**YOUR INSTRUCTIONS:** Below is a block of records. Copy every line in it that contains the word "take".

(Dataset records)
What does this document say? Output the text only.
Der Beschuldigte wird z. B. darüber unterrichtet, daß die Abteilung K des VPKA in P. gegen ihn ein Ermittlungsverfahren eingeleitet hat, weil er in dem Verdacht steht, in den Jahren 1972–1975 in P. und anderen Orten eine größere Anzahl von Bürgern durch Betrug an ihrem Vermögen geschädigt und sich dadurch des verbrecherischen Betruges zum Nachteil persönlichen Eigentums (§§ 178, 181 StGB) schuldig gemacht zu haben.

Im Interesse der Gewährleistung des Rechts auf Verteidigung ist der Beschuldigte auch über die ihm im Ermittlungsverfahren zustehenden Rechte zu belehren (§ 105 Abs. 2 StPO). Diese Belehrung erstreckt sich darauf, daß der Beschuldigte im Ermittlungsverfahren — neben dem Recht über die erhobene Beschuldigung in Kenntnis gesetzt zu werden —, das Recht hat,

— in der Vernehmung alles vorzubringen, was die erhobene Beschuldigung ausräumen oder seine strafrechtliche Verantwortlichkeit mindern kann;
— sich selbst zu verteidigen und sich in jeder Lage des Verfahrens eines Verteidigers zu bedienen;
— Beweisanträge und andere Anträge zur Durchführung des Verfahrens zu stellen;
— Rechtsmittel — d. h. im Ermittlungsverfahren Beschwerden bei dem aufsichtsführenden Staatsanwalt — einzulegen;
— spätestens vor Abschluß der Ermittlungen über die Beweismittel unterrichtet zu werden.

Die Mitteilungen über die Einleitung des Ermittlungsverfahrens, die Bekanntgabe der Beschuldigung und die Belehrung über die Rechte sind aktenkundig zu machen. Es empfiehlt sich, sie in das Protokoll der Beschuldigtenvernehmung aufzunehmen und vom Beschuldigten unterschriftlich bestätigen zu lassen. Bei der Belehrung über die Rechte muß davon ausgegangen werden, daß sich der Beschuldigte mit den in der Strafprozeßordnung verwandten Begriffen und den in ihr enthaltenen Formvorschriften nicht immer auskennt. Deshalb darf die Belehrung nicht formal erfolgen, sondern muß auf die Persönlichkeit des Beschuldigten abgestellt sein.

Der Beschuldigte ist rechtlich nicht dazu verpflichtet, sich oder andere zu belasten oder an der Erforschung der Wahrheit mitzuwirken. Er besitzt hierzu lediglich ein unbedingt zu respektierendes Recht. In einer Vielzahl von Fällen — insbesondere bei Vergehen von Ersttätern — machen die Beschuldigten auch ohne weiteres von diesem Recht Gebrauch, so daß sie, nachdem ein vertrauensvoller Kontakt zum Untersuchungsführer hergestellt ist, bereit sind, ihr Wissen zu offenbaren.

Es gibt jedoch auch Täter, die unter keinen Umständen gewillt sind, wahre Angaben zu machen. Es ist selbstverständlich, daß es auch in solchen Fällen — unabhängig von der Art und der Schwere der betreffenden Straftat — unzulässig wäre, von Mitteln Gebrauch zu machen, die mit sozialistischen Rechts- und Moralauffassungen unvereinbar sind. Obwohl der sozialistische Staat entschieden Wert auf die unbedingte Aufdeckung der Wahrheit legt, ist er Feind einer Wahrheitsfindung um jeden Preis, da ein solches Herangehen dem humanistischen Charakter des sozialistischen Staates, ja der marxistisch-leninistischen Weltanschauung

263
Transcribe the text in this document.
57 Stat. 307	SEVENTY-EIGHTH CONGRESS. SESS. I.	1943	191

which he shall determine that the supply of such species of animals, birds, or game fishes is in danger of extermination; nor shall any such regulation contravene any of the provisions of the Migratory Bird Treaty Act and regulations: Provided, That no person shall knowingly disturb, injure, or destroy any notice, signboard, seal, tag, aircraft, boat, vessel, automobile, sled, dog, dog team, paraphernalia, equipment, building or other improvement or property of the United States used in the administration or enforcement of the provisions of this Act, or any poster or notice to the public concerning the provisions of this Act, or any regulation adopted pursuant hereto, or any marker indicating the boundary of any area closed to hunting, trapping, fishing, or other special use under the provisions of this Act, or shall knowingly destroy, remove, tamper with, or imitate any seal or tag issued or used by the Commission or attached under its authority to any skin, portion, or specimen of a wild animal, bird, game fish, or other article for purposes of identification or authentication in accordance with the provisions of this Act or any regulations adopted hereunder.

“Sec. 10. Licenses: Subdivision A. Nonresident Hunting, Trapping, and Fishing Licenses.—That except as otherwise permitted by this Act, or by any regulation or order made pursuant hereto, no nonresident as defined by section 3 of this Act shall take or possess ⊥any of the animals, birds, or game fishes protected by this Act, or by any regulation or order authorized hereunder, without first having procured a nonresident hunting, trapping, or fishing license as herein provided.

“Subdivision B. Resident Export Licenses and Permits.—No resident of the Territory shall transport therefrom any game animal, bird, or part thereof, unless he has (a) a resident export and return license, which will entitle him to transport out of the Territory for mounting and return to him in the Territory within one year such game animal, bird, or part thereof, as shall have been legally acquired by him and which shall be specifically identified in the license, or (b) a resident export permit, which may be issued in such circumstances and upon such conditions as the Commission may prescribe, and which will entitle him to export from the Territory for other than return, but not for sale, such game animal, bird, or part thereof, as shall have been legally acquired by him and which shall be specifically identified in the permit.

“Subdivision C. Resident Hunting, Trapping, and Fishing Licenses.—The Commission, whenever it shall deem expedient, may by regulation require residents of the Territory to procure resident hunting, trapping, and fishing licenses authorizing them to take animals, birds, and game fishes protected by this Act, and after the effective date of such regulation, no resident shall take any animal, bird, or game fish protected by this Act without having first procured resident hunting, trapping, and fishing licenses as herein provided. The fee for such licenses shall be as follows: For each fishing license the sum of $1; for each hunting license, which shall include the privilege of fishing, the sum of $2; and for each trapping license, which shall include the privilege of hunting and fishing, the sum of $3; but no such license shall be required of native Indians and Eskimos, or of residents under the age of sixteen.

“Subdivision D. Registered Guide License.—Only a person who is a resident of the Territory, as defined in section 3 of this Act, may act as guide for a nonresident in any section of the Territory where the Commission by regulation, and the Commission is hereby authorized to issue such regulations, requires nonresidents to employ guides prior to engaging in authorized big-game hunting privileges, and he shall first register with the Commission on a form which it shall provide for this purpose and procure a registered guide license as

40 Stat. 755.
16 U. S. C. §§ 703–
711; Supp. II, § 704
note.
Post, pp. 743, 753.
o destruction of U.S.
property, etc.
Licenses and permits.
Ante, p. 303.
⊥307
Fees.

**ANSWER TO THE TASK:**
“Sec. 10. Licenses: Subdivision A. Nonresident Hunting, Trapping, and Fishing Licenses.—That except as otherwise permitted by this Act, or by any regulation or order made pursuant hereto, no nonresident as defined by section 3 of this Act shall take or possess ⊥any of the animals, birds, or game fishes protected by this Act, or by any regulation or order authorized hereunder, without first having procured a nonresident hunting, trapping, or fishing license as herein provided.
“Subdivision C. Resident Hunting, Trapping, and Fishing Licenses.—The Commission, whenever it shall deem expedient, may by regulation require residents of the Territory to procure resident hunting, trapping, and fishing licenses authorizing them to take animals, birds, and game fishes protected by this Act, and after the effective date of such regulation, no resident shall take any animal, bird, or game fish protected by this Act without having first procured resident hunting, trapping, and fishing licenses as herein provided. The fee for such licenses shall be as follows: For each fishing license the sum of $1; for each hunting license, which shall include the privilege of fishing, the sum of $2; and for each trapping license, which shall include the privilege of hunting and fishing, the sum of $3; but no such license shall be required of native Indians and Eskimos, or of residents under the age of sixteen.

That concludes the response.